▶ **STATED EXERCISE**
Reproduce the data below in full and exclude every picture.
*** RECORDS SHOWN ***
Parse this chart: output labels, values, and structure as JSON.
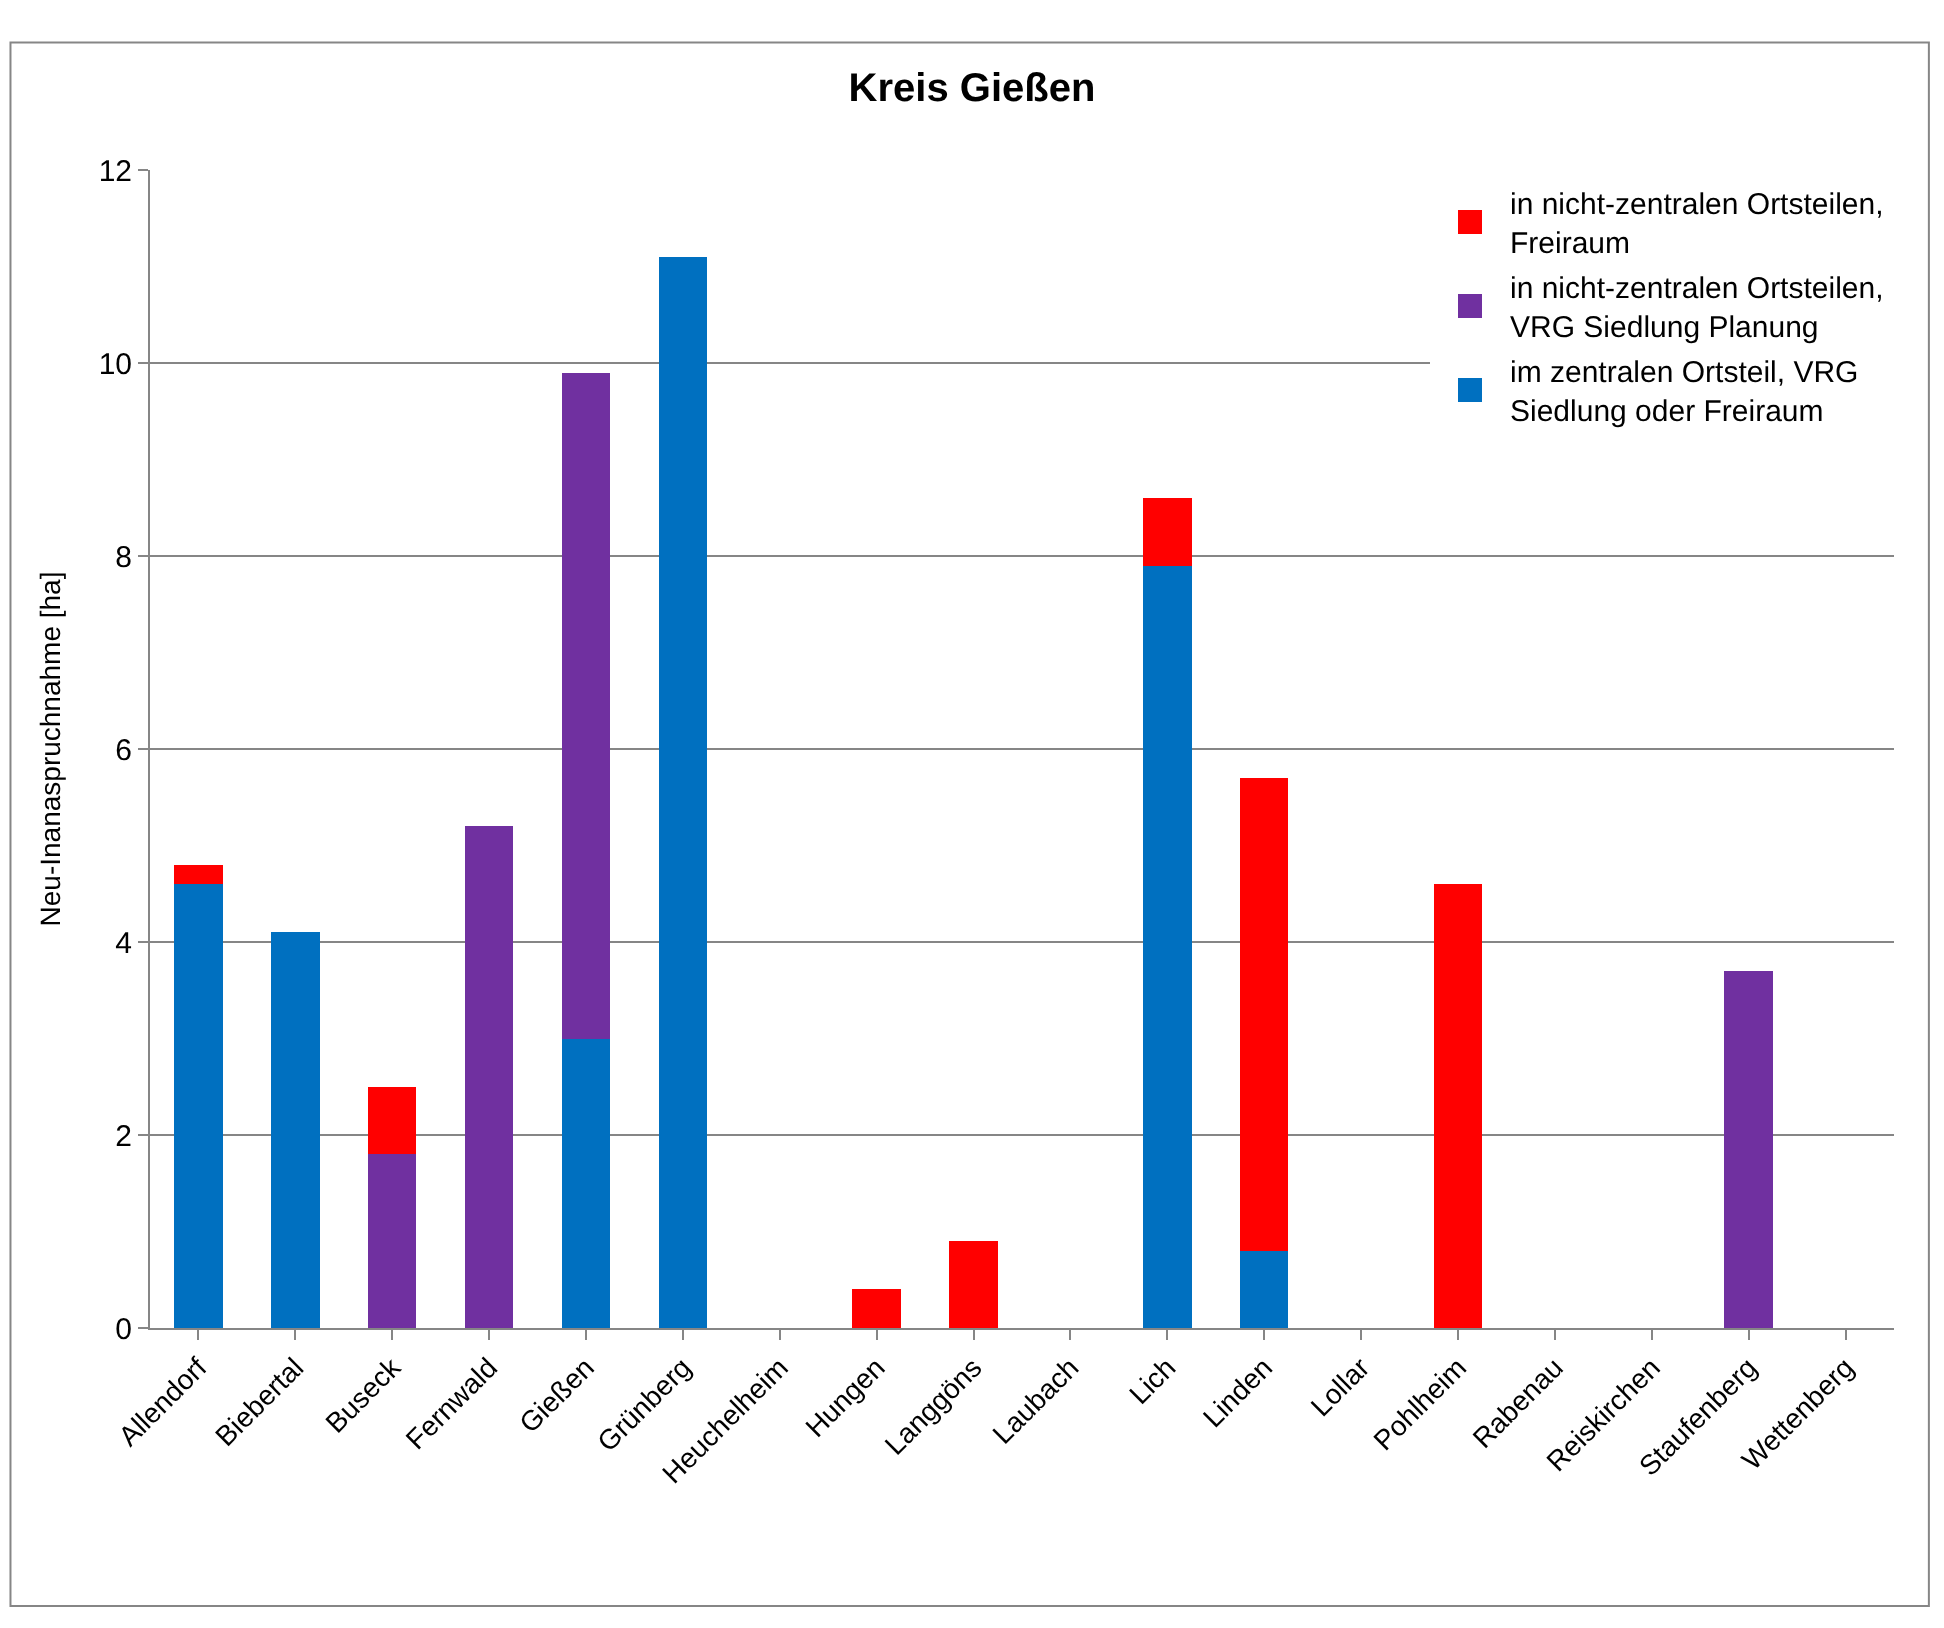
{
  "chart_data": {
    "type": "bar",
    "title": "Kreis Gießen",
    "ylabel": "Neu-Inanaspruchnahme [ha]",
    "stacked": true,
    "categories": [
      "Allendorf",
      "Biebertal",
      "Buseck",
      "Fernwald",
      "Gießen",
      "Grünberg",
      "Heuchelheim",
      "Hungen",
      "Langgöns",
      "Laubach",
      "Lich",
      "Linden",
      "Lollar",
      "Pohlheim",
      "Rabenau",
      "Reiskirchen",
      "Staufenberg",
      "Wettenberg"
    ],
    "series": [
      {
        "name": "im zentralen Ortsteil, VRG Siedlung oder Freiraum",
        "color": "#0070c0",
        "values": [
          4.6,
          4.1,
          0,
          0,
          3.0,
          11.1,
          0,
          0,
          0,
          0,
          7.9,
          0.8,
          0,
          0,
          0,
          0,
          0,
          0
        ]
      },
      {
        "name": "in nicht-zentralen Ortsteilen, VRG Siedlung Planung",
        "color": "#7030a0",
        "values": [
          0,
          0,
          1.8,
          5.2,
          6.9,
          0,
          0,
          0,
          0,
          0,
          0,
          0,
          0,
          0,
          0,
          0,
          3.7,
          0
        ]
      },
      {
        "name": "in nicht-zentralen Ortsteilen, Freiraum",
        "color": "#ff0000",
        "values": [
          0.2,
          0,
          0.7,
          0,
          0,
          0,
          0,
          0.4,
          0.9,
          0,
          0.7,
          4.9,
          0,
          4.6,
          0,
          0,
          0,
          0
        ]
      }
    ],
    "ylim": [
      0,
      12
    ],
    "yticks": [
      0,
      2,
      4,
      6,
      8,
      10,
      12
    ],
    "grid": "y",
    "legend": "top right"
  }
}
***
▶ **RESPONSE FOR THIS EXERCISE**
Parse this chart: output labels, values, and structure as JSON.
{
  "chart_data": {
    "type": "bar",
    "title": "Kreis Gießen",
    "ylabel": "Neu-Inanaspruchnahme [ha]",
    "stacked": true,
    "categories": [
      "Allendorf",
      "Biebertal",
      "Buseck",
      "Fernwald",
      "Gießen",
      "Grünberg",
      "Heuchelheim",
      "Hungen",
      "Langgöns",
      "Laubach",
      "Lich",
      "Linden",
      "Lollar",
      "Pohlheim",
      "Rabenau",
      "Reiskirchen",
      "Staufenberg",
      "Wettenberg"
    ],
    "series": [
      {
        "name": "im zentralen Ortsteil, VRG Siedlung oder Freiraum",
        "color": "#0070c0",
        "values": [
          4.6,
          4.1,
          0,
          0,
          3.0,
          11.1,
          0,
          0,
          0,
          0,
          7.9,
          0.8,
          0,
          0,
          0,
          0,
          0,
          0
        ]
      },
      {
        "name": "in nicht-zentralen Ortsteilen, VRG Siedlung Planung",
        "color": "#7030a0",
        "values": [
          0,
          0,
          1.8,
          5.2,
          6.9,
          0,
          0,
          0,
          0,
          0,
          0,
          0,
          0,
          0,
          0,
          0,
          3.7,
          0
        ]
      },
      {
        "name": "in nicht-zentralen Ortsteilen, Freiraum",
        "color": "#ff0000",
        "values": [
          0.2,
          0,
          0.7,
          0,
          0,
          0,
          0,
          0.4,
          0.9,
          0,
          0.7,
          4.9,
          0,
          4.6,
          0,
          0,
          0,
          0
        ]
      }
    ],
    "ylim": [
      0,
      12
    ],
    "yticks": [
      0,
      2,
      4,
      6,
      8,
      10,
      12
    ],
    "grid": "y",
    "legend": "top right"
  }
}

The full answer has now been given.